■ **Your goal**
Identify the lines that contain the word "impact" and copy each one.

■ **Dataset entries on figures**

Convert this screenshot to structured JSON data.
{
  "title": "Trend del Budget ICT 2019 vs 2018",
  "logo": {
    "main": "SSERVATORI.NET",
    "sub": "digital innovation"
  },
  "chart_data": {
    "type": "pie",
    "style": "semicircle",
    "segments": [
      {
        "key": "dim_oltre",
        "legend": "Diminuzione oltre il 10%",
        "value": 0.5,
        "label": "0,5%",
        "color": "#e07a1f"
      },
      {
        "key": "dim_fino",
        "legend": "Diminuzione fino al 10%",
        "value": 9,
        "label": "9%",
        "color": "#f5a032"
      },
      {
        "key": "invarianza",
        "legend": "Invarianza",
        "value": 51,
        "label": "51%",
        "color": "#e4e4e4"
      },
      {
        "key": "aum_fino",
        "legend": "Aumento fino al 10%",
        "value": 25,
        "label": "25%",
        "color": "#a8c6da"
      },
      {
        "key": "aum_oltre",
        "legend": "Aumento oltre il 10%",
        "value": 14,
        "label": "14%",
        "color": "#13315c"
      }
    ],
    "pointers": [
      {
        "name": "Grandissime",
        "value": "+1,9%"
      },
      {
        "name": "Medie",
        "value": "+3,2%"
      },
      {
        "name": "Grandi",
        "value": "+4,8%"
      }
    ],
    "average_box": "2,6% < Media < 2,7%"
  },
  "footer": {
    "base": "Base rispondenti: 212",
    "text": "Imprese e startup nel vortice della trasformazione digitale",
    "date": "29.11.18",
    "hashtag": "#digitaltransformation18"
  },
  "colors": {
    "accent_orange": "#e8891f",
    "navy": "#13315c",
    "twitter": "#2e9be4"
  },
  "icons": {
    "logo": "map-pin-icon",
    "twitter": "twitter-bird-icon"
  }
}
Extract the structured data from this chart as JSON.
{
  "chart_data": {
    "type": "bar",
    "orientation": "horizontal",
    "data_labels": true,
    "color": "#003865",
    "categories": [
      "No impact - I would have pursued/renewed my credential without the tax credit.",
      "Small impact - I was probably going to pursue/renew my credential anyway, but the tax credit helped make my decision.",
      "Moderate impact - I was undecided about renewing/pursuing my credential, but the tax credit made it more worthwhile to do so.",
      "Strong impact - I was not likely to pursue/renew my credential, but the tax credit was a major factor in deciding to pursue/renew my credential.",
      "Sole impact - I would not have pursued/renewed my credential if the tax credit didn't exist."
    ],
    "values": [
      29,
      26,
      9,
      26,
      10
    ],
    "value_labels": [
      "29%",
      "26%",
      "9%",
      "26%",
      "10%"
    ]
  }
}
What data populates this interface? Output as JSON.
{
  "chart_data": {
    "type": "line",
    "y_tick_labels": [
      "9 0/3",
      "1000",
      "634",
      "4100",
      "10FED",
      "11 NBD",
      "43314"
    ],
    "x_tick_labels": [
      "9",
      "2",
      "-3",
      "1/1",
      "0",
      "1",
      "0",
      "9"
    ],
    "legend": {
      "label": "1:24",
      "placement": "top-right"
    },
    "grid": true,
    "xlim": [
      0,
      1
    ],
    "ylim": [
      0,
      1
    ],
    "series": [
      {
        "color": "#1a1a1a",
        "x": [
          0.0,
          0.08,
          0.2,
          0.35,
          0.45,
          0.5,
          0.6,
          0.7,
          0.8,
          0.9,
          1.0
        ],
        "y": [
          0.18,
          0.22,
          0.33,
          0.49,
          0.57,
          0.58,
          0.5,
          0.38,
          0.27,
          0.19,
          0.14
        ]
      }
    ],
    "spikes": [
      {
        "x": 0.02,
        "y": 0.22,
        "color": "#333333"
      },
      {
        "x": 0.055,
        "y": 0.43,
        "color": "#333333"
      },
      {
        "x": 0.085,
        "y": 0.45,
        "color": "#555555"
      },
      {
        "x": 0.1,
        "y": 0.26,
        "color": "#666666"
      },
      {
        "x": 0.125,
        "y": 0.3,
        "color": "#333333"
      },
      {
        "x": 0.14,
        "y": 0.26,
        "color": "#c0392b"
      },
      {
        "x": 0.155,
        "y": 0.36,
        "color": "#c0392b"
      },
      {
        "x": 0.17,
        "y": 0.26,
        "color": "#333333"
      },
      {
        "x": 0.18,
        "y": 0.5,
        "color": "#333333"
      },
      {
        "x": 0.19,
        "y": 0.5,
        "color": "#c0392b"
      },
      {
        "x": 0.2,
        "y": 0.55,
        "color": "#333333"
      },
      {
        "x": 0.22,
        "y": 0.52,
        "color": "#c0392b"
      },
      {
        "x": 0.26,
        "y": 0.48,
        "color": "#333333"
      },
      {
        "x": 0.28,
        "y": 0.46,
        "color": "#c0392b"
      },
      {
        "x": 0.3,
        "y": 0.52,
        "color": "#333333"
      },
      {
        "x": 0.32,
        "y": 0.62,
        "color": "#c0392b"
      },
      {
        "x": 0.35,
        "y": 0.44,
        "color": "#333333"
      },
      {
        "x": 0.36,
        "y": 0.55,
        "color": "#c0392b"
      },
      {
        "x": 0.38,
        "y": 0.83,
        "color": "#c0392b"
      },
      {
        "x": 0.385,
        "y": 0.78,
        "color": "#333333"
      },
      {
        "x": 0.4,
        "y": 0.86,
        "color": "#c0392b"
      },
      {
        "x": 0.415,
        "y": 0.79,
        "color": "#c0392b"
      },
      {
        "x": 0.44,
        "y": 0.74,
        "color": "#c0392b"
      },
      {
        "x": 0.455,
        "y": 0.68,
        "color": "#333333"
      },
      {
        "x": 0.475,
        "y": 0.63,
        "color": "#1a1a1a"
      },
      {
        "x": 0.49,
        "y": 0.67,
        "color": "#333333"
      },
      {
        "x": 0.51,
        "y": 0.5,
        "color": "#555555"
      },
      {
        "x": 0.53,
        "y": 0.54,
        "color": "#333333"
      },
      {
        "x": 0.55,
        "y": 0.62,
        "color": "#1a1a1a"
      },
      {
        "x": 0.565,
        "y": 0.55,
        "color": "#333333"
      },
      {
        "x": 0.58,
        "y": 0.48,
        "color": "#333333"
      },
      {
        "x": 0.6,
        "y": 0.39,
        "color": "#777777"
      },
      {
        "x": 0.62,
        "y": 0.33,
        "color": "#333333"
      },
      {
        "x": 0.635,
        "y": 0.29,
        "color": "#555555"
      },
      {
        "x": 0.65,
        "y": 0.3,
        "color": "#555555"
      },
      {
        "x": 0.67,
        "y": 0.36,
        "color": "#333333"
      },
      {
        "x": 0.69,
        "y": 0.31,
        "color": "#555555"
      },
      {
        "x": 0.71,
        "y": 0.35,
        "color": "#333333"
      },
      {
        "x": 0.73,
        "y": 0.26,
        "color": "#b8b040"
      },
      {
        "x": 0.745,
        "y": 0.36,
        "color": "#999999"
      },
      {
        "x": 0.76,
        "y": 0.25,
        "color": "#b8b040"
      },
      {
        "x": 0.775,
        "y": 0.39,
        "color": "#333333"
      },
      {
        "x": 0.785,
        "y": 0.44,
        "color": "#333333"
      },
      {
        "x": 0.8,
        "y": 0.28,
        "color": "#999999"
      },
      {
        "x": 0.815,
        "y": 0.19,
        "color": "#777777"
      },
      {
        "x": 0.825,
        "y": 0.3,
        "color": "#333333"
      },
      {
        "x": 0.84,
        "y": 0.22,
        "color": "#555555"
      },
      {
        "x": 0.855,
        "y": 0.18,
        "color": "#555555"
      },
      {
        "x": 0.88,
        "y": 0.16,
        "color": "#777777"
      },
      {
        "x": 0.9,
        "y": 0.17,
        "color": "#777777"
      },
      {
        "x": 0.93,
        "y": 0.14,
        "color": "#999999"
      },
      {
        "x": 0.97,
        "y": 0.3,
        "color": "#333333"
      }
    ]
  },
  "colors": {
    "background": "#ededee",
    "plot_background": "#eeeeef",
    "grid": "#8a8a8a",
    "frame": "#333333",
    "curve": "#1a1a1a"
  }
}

■ **Correct result**
      "No impact - I would have pursued/renewed my credential without the tax credit.",
      "Small impact - I was probably going to pursue/renew my credential anyway, but the tax credit helped make my decision.",
      "Moderate impact - I was undecided about renewing/pursuing my credential, but the tax credit made it more worthwhile to do so.",
      "Strong impact - I was not likely to pursue/renew my credential, but the tax credit was a major factor in deciding to pursue/renew my credential.",
      "Sole impact - I would not have pursued/renewed my credential if the tax credit didn't exist."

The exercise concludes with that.